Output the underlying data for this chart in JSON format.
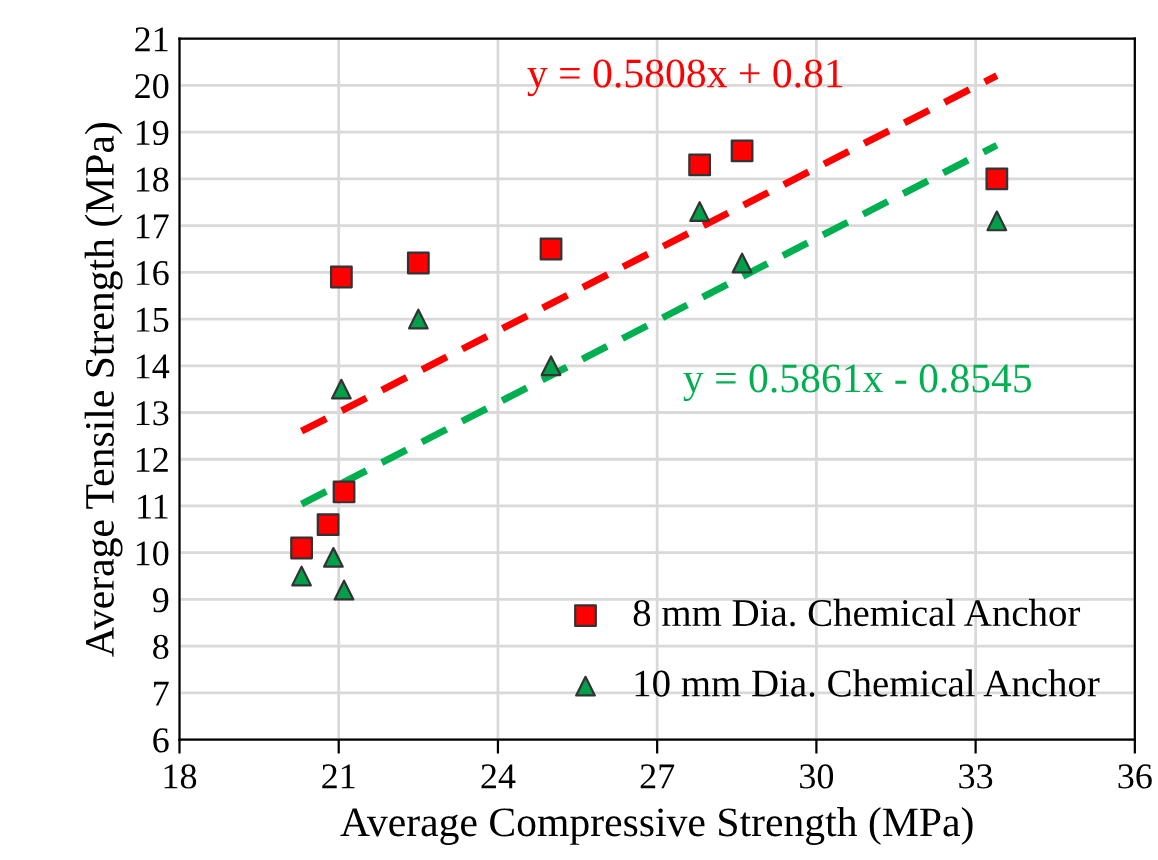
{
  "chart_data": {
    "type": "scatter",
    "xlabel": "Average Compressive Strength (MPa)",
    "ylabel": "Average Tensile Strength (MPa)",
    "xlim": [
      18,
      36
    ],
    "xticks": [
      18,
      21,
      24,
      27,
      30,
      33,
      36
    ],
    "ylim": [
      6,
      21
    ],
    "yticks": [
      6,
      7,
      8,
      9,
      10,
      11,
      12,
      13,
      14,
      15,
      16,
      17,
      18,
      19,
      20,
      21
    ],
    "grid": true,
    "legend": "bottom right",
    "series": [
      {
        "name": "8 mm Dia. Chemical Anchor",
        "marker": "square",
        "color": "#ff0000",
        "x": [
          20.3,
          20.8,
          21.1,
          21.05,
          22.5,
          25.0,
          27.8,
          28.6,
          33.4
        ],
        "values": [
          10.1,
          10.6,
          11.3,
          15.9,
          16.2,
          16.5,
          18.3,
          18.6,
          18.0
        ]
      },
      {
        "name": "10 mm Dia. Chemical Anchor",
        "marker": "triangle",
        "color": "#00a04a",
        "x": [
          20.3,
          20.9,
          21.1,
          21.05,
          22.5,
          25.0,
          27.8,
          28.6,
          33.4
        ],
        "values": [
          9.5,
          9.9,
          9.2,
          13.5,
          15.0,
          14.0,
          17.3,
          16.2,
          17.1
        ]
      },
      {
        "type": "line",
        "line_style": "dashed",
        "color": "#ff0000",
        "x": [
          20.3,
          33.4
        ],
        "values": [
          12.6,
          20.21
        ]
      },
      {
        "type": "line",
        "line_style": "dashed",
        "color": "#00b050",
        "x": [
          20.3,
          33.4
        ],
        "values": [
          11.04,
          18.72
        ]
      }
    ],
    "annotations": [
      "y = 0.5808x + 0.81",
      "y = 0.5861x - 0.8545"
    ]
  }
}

...

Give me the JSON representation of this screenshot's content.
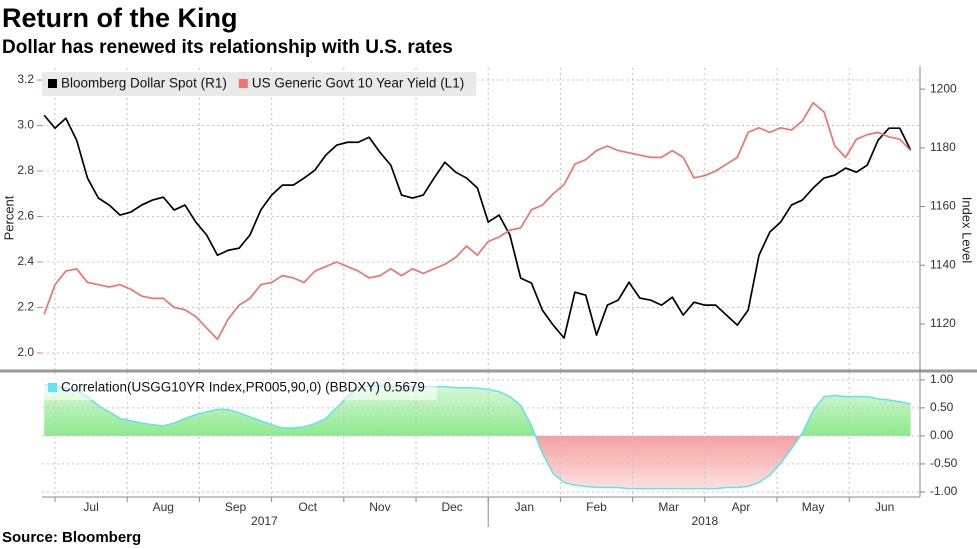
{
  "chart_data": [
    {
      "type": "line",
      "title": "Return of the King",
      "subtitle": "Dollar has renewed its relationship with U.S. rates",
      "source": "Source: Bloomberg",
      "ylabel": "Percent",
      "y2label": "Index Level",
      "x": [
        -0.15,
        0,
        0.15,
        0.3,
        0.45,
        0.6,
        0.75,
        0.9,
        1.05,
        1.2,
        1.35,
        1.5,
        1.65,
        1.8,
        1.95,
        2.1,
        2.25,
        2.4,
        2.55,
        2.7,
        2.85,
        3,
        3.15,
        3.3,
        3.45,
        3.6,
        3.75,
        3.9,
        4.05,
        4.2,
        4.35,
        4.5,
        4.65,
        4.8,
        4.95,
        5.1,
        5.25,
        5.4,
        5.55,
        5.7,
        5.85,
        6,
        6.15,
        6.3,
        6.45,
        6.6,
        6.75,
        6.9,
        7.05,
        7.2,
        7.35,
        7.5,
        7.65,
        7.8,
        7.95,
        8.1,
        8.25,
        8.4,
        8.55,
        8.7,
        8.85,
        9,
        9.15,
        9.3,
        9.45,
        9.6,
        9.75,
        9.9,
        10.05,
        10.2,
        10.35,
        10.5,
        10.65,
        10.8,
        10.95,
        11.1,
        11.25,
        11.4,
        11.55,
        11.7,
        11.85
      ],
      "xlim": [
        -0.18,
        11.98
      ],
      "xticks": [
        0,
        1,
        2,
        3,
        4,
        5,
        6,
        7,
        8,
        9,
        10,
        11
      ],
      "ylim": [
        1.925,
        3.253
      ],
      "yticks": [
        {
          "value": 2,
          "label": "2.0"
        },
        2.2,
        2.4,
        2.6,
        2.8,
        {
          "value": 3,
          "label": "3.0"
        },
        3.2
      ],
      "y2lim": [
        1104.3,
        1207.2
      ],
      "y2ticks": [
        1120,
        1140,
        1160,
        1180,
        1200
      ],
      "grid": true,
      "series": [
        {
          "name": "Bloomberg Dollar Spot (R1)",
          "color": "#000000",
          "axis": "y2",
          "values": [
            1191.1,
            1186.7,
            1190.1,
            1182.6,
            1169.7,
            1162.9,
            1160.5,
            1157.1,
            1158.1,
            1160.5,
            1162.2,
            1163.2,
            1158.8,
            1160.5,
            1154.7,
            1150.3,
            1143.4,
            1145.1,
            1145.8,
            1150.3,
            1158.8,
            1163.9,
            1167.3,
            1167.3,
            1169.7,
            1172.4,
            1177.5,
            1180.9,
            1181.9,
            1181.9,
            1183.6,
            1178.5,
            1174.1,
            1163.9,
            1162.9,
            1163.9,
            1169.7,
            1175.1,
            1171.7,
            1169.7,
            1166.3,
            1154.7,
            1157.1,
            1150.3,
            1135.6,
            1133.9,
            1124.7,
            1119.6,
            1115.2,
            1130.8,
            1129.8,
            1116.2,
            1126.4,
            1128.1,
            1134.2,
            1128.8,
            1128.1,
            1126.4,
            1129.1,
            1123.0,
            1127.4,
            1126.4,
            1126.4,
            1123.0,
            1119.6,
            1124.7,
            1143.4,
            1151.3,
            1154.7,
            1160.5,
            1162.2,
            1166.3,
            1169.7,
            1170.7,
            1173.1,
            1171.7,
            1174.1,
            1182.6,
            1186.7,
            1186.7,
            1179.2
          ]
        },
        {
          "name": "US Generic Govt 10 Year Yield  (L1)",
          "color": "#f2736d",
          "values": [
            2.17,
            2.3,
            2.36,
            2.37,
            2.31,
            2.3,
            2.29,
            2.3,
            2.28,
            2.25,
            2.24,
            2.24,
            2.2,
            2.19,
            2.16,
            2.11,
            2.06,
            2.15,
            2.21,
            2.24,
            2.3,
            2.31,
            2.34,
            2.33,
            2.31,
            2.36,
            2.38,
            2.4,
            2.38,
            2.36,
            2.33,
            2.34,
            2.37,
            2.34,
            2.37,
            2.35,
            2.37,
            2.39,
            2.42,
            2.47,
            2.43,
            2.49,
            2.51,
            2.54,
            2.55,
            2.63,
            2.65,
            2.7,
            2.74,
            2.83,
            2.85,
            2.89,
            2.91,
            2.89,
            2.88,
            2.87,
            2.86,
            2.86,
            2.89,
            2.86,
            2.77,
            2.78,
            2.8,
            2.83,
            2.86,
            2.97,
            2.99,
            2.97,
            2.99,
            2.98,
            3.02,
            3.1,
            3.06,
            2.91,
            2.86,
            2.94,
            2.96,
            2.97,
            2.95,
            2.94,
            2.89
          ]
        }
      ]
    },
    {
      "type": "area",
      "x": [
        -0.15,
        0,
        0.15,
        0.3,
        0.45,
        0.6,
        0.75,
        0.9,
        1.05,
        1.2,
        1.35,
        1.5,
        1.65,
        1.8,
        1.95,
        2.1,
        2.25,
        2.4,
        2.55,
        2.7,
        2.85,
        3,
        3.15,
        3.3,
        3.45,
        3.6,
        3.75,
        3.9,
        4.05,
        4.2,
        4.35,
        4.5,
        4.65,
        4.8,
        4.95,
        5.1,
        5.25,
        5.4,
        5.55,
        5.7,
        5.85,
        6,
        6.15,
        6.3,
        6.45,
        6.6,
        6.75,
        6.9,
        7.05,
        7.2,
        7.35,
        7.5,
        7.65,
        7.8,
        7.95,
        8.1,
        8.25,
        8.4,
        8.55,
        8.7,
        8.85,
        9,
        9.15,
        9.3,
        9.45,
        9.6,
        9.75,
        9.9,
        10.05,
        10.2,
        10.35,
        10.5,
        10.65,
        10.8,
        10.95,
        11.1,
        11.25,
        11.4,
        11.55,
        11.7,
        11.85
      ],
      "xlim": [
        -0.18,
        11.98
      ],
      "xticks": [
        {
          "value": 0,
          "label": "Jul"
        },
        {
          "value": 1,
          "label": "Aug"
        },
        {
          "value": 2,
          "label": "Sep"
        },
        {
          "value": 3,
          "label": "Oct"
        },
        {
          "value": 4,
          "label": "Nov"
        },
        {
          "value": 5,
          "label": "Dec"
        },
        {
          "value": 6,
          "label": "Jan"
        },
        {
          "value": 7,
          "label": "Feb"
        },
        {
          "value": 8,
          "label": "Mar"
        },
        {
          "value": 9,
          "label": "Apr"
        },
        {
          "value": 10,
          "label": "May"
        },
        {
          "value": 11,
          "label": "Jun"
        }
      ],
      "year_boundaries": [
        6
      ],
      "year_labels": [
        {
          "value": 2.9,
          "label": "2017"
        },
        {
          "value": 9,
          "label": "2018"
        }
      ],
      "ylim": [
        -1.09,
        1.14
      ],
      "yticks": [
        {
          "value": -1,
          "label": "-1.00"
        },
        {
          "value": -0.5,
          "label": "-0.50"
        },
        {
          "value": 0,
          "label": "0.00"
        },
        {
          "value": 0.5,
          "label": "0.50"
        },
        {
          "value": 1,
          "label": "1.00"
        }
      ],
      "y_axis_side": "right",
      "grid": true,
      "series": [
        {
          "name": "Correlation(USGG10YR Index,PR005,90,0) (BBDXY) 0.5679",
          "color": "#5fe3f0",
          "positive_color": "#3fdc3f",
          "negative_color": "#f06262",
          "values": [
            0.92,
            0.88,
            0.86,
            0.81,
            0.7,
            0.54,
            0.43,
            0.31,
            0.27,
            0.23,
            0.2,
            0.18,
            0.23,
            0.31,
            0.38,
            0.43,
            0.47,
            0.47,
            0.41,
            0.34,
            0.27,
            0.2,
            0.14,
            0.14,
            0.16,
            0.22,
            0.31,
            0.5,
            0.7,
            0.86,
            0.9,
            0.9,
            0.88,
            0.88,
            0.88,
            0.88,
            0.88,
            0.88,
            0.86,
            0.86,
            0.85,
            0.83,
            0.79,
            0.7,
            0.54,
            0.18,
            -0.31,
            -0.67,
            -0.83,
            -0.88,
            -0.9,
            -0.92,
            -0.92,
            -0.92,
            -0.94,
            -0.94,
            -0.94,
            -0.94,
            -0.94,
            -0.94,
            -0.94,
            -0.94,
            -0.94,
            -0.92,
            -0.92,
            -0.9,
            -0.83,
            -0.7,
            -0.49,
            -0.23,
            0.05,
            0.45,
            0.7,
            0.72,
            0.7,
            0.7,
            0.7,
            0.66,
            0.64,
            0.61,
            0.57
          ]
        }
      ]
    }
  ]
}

**Work to be completed**
Search the data for the string "Chemical" and copy each line where it appears.

**Answer in full**
        "name": "8 mm Dia. Chemical Anchor",
        "name": "10 mm Dia. Chemical Anchor",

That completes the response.